#### What is needed
Reproduce each of the following records verbatim, line by line.

#### Exercise input
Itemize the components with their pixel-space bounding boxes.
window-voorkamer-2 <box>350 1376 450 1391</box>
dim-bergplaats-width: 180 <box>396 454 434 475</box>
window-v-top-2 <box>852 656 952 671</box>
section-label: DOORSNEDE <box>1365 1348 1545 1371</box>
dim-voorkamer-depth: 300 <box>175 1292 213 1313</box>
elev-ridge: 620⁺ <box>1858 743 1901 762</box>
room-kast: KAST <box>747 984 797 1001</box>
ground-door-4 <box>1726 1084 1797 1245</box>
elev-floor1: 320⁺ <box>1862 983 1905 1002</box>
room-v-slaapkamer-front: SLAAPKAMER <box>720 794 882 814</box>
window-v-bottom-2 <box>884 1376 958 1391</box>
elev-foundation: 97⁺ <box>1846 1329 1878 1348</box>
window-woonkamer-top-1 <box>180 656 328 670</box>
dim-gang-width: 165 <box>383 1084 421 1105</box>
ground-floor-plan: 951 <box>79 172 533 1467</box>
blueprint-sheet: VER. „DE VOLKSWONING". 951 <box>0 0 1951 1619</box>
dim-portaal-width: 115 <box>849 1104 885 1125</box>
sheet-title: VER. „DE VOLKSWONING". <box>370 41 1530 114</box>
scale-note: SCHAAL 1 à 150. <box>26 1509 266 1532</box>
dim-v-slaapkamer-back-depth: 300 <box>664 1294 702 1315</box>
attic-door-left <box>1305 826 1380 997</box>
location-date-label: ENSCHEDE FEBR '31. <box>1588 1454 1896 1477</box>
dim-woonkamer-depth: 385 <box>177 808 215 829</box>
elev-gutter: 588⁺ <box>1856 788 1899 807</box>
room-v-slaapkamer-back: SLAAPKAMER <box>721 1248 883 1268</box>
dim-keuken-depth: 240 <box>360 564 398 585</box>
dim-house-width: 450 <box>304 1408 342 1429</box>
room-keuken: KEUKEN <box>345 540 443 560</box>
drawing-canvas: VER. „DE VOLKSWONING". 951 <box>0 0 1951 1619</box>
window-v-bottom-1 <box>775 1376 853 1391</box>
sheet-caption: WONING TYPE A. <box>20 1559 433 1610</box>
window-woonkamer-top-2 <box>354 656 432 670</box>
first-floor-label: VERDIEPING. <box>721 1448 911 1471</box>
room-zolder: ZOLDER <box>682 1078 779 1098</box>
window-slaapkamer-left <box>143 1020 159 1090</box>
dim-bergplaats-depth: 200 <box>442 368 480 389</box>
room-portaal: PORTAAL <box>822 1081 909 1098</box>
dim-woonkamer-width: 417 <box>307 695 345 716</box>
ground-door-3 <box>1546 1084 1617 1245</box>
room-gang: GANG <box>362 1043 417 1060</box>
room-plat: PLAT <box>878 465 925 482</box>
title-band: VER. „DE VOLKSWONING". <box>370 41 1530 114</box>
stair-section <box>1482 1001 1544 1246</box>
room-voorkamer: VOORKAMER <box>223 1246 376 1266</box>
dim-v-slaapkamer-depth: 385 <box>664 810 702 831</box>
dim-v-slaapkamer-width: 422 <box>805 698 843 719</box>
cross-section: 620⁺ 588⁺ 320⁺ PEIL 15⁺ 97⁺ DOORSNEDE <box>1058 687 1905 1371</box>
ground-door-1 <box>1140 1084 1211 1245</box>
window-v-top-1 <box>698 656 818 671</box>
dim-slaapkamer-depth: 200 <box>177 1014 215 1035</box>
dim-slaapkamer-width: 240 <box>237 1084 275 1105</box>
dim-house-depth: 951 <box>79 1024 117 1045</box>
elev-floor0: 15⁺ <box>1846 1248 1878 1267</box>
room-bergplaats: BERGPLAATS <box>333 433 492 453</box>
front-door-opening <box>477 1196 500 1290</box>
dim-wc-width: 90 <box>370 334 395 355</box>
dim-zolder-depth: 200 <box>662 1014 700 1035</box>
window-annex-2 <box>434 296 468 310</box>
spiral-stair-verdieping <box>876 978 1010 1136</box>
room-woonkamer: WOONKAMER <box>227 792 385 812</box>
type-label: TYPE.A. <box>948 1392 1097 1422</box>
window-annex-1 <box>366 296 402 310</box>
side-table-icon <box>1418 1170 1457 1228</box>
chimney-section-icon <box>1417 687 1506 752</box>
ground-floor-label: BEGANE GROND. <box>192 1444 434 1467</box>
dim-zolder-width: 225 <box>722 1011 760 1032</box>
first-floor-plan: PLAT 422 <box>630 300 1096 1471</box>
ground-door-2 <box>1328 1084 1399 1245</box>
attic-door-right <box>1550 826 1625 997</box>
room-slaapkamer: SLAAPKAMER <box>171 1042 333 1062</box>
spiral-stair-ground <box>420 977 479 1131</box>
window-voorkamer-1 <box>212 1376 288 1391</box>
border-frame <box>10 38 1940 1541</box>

#### Solved exercise
Itemize the components with their pixel-space bounding boxes.
window-voorkamer-2 <box>350 1376 450 1391</box>
dim-bergplaats-width: 180 <box>396 454 434 475</box>
window-v-top-2 <box>852 656 952 671</box>
section-label: DOORSNEDE <box>1365 1348 1545 1371</box>
dim-voorkamer-depth: 300 <box>175 1292 213 1313</box>
elev-ridge: 620⁺ <box>1858 743 1901 762</box>
room-kast: KAST <box>747 984 797 1001</box>
ground-door-4 <box>1726 1084 1797 1245</box>
elev-floor1: 320⁺ <box>1862 983 1905 1002</box>
room-v-slaapkamer-front: SLAAPKAMER <box>720 794 882 814</box>
window-v-bottom-2 <box>884 1376 958 1391</box>
elev-foundation: 97⁺ <box>1846 1329 1878 1348</box>
window-woonkamer-top-1 <box>180 656 328 670</box>
dim-gang-width: 165 <box>383 1084 421 1105</box>
ground-floor-plan: 951 <box>79 172 533 1467</box>
blueprint-sheet: VER. „DE VOLKSWONING". 951 <box>0 0 1951 1619</box>
dim-portaal-width: 115 <box>849 1104 885 1125</box>
sheet-title: VER. „DE VOLKSWONING". <box>370 41 1530 114</box>
scale-note: SCHAAL 1 à 150. <box>26 1509 266 1532</box>
dim-v-slaapkamer-back-depth: 300 <box>664 1294 702 1315</box>
attic-door-left <box>1305 826 1380 997</box>
location-date-label: ENSCHEDE FEBR '31. <box>1588 1454 1896 1477</box>
dim-woonkamer-depth: 385 <box>177 808 215 829</box>
elev-gutter: 588⁺ <box>1856 788 1899 807</box>
room-v-slaapkamer-back: SLAAPKAMER <box>721 1248 883 1268</box>
dim-keuken-depth: 240 <box>360 564 398 585</box>
dim-house-width: 450 <box>304 1408 342 1429</box>
room-keuken: KEUKEN <box>345 540 443 560</box>
drawing-canvas: VER. „DE VOLKSWONING". 951 <box>0 0 1951 1619</box>
window-v-bottom-1 <box>775 1376 853 1391</box>
sheet-caption: WONING TYPE A. <box>20 1559 433 1610</box>
window-woonkamer-top-2 <box>354 656 432 670</box>
first-floor-label: VERDIEPING. <box>721 1448 911 1471</box>
room-zolder: ZOLDER <box>682 1078 779 1098</box>
window-slaapkamer-left <box>143 1020 159 1090</box>
dim-bergplaats-depth: 200 <box>442 368 480 389</box>
room-portaal: PORTAAL <box>822 1081 909 1098</box>
dim-woonkamer-width: 417 <box>307 695 345 716</box>
ground-door-3 <box>1546 1084 1617 1245</box>
room-gang: GANG <box>362 1043 417 1060</box>
room-plat: PLAT <box>878 465 925 482</box>
title-band: VER. „DE VOLKSWONING". <box>370 41 1530 114</box>
stair-section <box>1482 1001 1544 1246</box>
room-voorkamer: VOORKAMER <box>223 1246 376 1266</box>
dim-v-slaapkamer-depth: 385 <box>664 810 702 831</box>
dim-v-slaapkamer-width: 422 <box>805 698 843 719</box>
cross-section: 620⁺ 588⁺ 320⁺ PEIL 15⁺ 97⁺ DOORSNEDE <box>1058 687 1905 1371</box>
ground-door-1 <box>1140 1084 1211 1245</box>
window-v-top-1 <box>698 656 818 671</box>
dim-slaapkamer-depth: 200 <box>177 1014 215 1035</box>
dim-slaapkamer-width: 240 <box>237 1084 275 1105</box>
dim-house-depth: 951 <box>79 1024 117 1045</box>
elev-floor0: 15⁺ <box>1846 1248 1878 1267</box>
room-bergplaats: BERGPLAATS <box>333 433 492 453</box>
front-door-opening <box>477 1196 500 1290</box>
dim-wc-width: 90 <box>370 334 395 355</box>
dim-zolder-depth: 200 <box>662 1014 700 1035</box>
window-annex-2 <box>434 296 468 310</box>
spiral-stair-verdieping <box>876 978 1010 1136</box>
room-woonkamer: WOONKAMER <box>227 792 385 812</box>
type-label: TYPE.A. <box>948 1392 1097 1422</box>
window-annex-1 <box>366 296 402 310</box>
side-table-icon <box>1418 1170 1457 1228</box>
chimney-section-icon <box>1417 687 1506 752</box>
ground-floor-label: BEGANE GROND. <box>192 1444 434 1467</box>
dim-zolder-width: 225 <box>722 1011 760 1032</box>
first-floor-plan: PLAT 422 <box>630 300 1096 1471</box>
ground-door-2 <box>1328 1084 1399 1245</box>
attic-door-right <box>1550 826 1625 997</box>
room-slaapkamer: SLAAPKAMER <box>171 1042 333 1062</box>
spiral-stair-ground <box>420 977 479 1131</box>
window-voorkamer-1 <box>212 1376 288 1391</box>
border-frame <box>10 38 1940 1541</box>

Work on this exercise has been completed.